● **WRITTEN EXERCISE**: In the listing below, locate the lines bearing the word "Grid". Copy every one of them.

● **PROVIDED DATA**:
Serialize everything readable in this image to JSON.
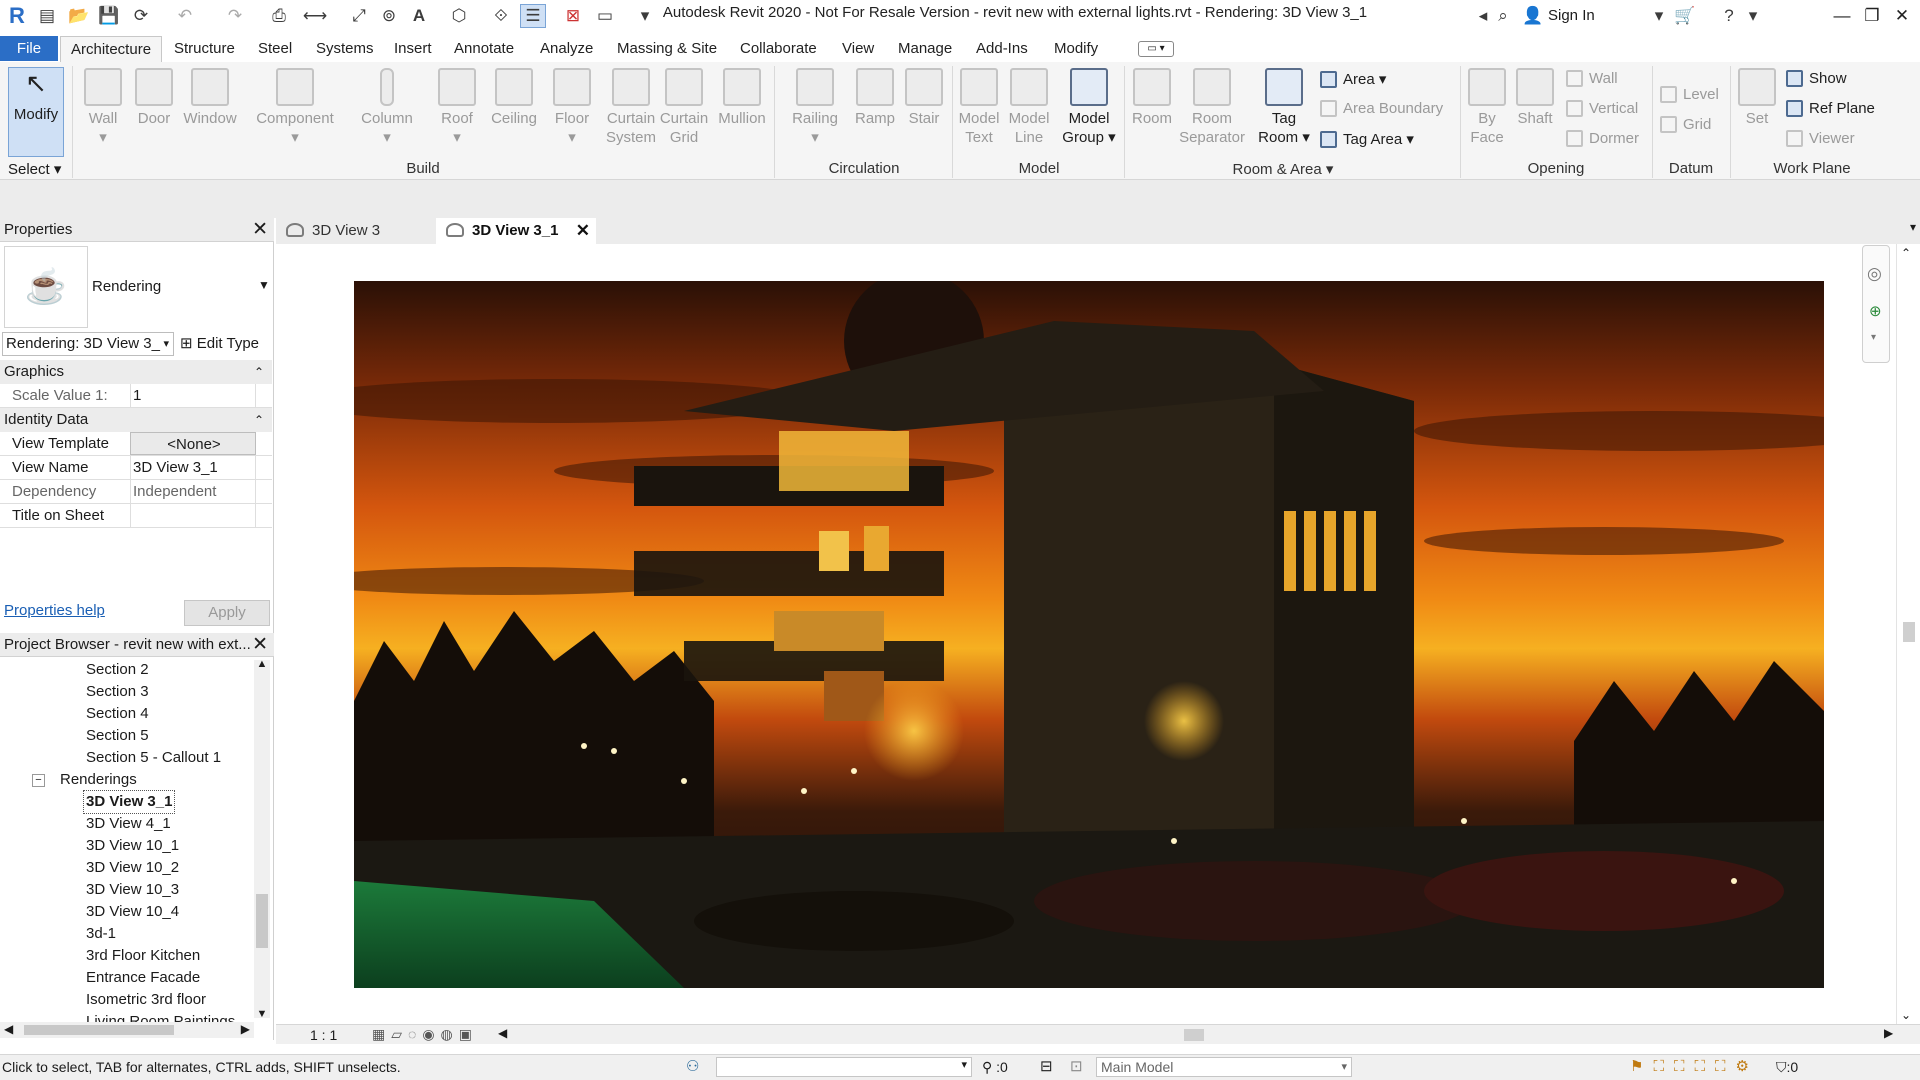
{
  "app": {
    "title": "Autodesk Revit 2020 - Not For Resale Version - revit new with external lights.rvt - Rendering: 3D View 3_1",
    "sign_in": "Sign In"
  },
  "menu": {
    "file": "File",
    "tabs": [
      "Architecture",
      "Structure",
      "Steel",
      "Systems",
      "Insert",
      "Annotate",
      "Analyze",
      "Massing & Site",
      "Collaborate",
      "View",
      "Manage",
      "Add-Ins",
      "Modify"
    ]
  },
  "ribbon": {
    "select": {
      "modify": "Modify",
      "select_label": "Select"
    },
    "build": {
      "label": "Build",
      "wall": "Wall",
      "door": "Door",
      "window": "Window",
      "component": "Component",
      "column": "Column",
      "roof": "Roof",
      "ceiling": "Ceiling",
      "floor": "Floor",
      "curtain_system": "Curtain System",
      "curtain_grid": "Curtain Grid",
      "mullion": "Mullion"
    },
    "circulation": {
      "label": "Circulation",
      "railing": "Railing",
      "ramp": "Ramp",
      "stair": "Stair"
    },
    "model": {
      "label": "Model",
      "model_text": "Model Text",
      "model_line": "Model Line",
      "model_group": "Model Group"
    },
    "room_area": {
      "label": "Room & Area",
      "room": "Room",
      "room_separator": "Room Separator",
      "tag_room": "Tag Room",
      "area": "Area",
      "area_boundary": "Area  Boundary",
      "tag_area": "Tag  Area"
    },
    "opening": {
      "label": "Opening",
      "by_face": "By Face",
      "shaft": "Shaft",
      "wall": "Wall",
      "vertical": "Vertical",
      "dormer": "Dormer"
    },
    "datum": {
      "label": "Datum",
      "level": "Level",
      "grid": "Grid"
    },
    "work_plane": {
      "label": "Work Plane",
      "set": "Set",
      "show": "Show",
      "ref_plane": "Ref  Plane",
      "viewer": "Viewer"
    }
  },
  "properties": {
    "title": "Properties",
    "type_name": "Rendering",
    "selector": "Rendering: 3D View 3_",
    "edit_type": "Edit Type",
    "groups": {
      "graphics": "Graphics",
      "identity": "Identity Data"
    },
    "rows": {
      "scale_key": "Scale Value    1:",
      "scale_val": "1",
      "template_key": "View Template",
      "template_val": "<None>",
      "viewname_key": "View Name",
      "viewname_val": "3D View 3_1",
      "dependency_key": "Dependency",
      "dependency_val": "Independent",
      "sheet_key": "Title on Sheet",
      "sheet_val": ""
    },
    "help": "Properties help",
    "apply": "Apply"
  },
  "browser": {
    "title": "Project Browser - revit new with ext...",
    "items": [
      "Section 2",
      "Section 3",
      "Section 4",
      "Section 5",
      "Section 5 - Callout 1"
    ],
    "group": "Renderings",
    "renderings": [
      "3D View 3_1",
      "3D View 4_1",
      "3D View 10_1",
      "3D View 10_2",
      "3D View 10_3",
      "3D View 10_4",
      "3d-1",
      "3rd Floor Kitchen",
      "Entrance Facade",
      "Isometric 3rd floor",
      "Living Room Paintings"
    ]
  },
  "view_tabs": [
    "3D View 3",
    "3D View 3_1"
  ],
  "view_control": {
    "scale": "1 : 1"
  },
  "status": {
    "hint": "Click to select, TAB for alternates, CTRL adds, SHIFT unselects.",
    "worksets": "0",
    "model": "Main Model",
    "filter": "0"
  },
  "colors": {
    "file_tab": "#2b6ec6",
    "sky_top": "#3a1808",
    "sky_mid": "#e46a12",
    "sky_glow": "#f6b021"
  }
}
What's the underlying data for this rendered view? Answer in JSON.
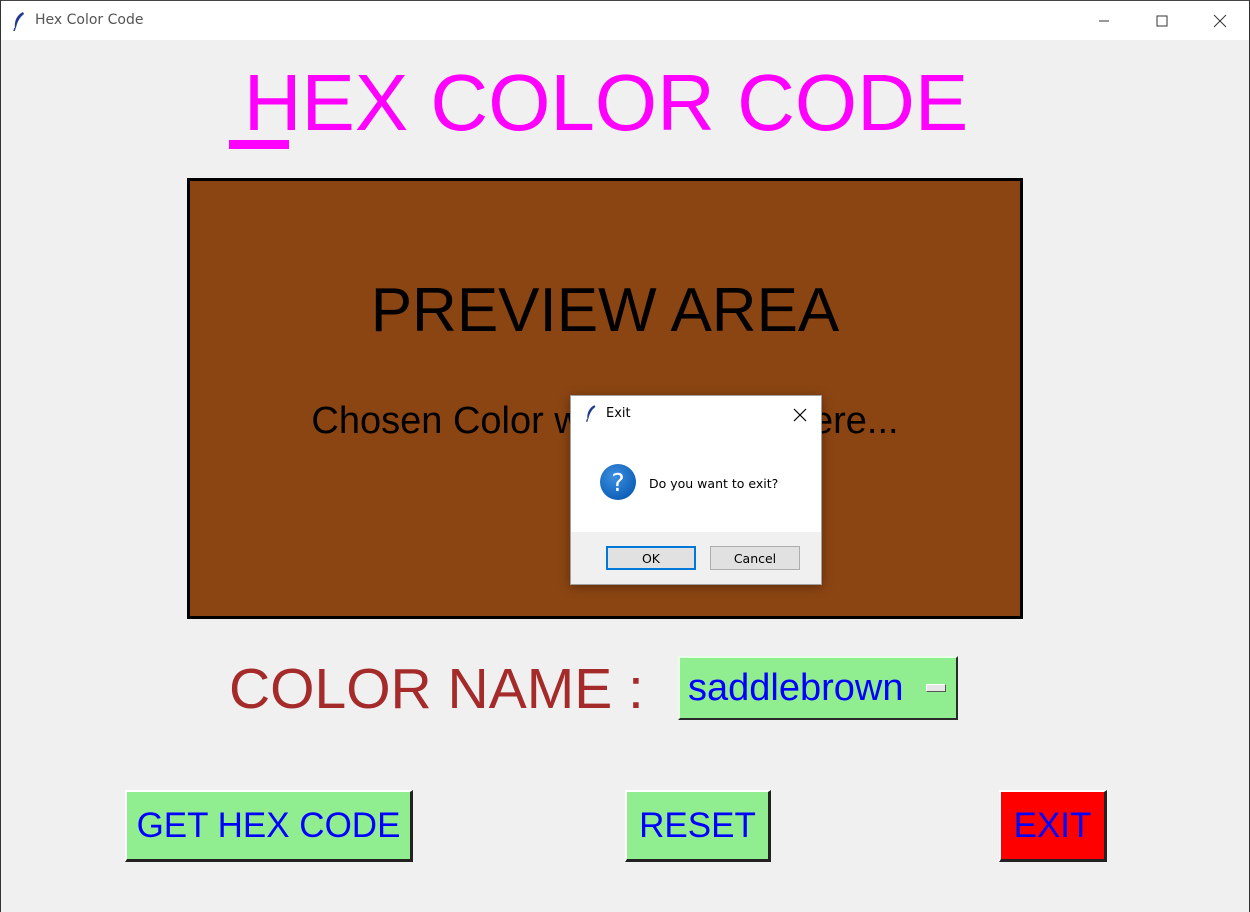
{
  "window": {
    "title": "Hex Color Code"
  },
  "header": {
    "first_letter": "H",
    "rest": "EX COLOR CODE"
  },
  "preview": {
    "title": "PREVIEW AREA",
    "subtitle": "Chosen Color will be shown here...",
    "background_color": "#8b4513"
  },
  "color_picker": {
    "label": "COLOR NAME :",
    "selected": "saddlebrown"
  },
  "buttons": {
    "get_hex": "GET HEX CODE",
    "reset": "RESET",
    "exit": "EXIT"
  },
  "dialog": {
    "title": "Exit",
    "message": "Do you want to exit?",
    "ok_label": "OK",
    "cancel_label": "Cancel",
    "icon": "question-icon"
  },
  "colors": {
    "heading": "#ff00ff",
    "label": "#a52a2a",
    "button_green": "#90ee90",
    "button_red": "#ff0000",
    "button_text": "#0000ff"
  }
}
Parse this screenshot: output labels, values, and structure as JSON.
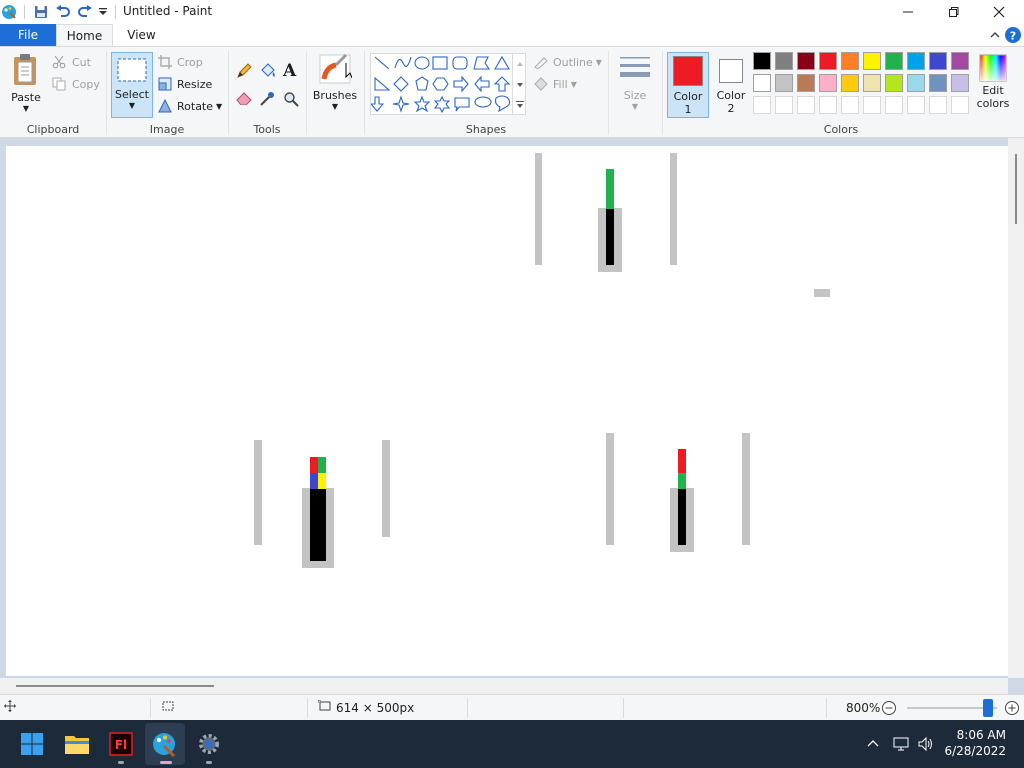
{
  "window": {
    "title": "Untitled - Paint"
  },
  "menu": {
    "file": "File",
    "home": "Home",
    "view": "View"
  },
  "ribbon": {
    "clipboard": {
      "paste": "Paste",
      "cut": "Cut",
      "copy": "Copy",
      "group": "Clipboard"
    },
    "image": {
      "select": "Select",
      "crop": "Crop",
      "resize": "Resize",
      "rotate": "Rotate",
      "group": "Image"
    },
    "tools": {
      "group": "Tools",
      "text_tool_glyph": "A"
    },
    "brushes": {
      "label": "Brushes"
    },
    "shapes": {
      "outline": "Outline",
      "fill": "Fill",
      "group": "Shapes"
    },
    "size": {
      "label": "Size"
    },
    "colors": {
      "color1": "Color",
      "color1_num": "1",
      "color2": "Color",
      "color2_num": "2",
      "edit": "Edit",
      "edit2": "colors",
      "group": "Colors",
      "color1_value": "#ed1c24",
      "color2_value": "#ffffff",
      "palette_row1": [
        "#000000",
        "#7f7f7f",
        "#880015",
        "#ed1c24",
        "#ff7f27",
        "#fff200",
        "#22b14c",
        "#00a2e8",
        "#3f48cc",
        "#a349a4"
      ],
      "palette_row2": [
        "#ffffff",
        "#c3c3c3",
        "#b97a57",
        "#ffaec9",
        "#ffc90e",
        "#efe4b0",
        "#b5e61d",
        "#99d9ea",
        "#7092be",
        "#c8bfe7"
      ]
    }
  },
  "status": {
    "dimensions": "614 × 500px",
    "zoom": "800%"
  },
  "taskbar": {
    "time": "8:06 AM",
    "date": "6/28/2022"
  }
}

● **EXERCISE OUTPUT**:
      "curtain_grid": "Curtain Grid",
      "grid": "Grid"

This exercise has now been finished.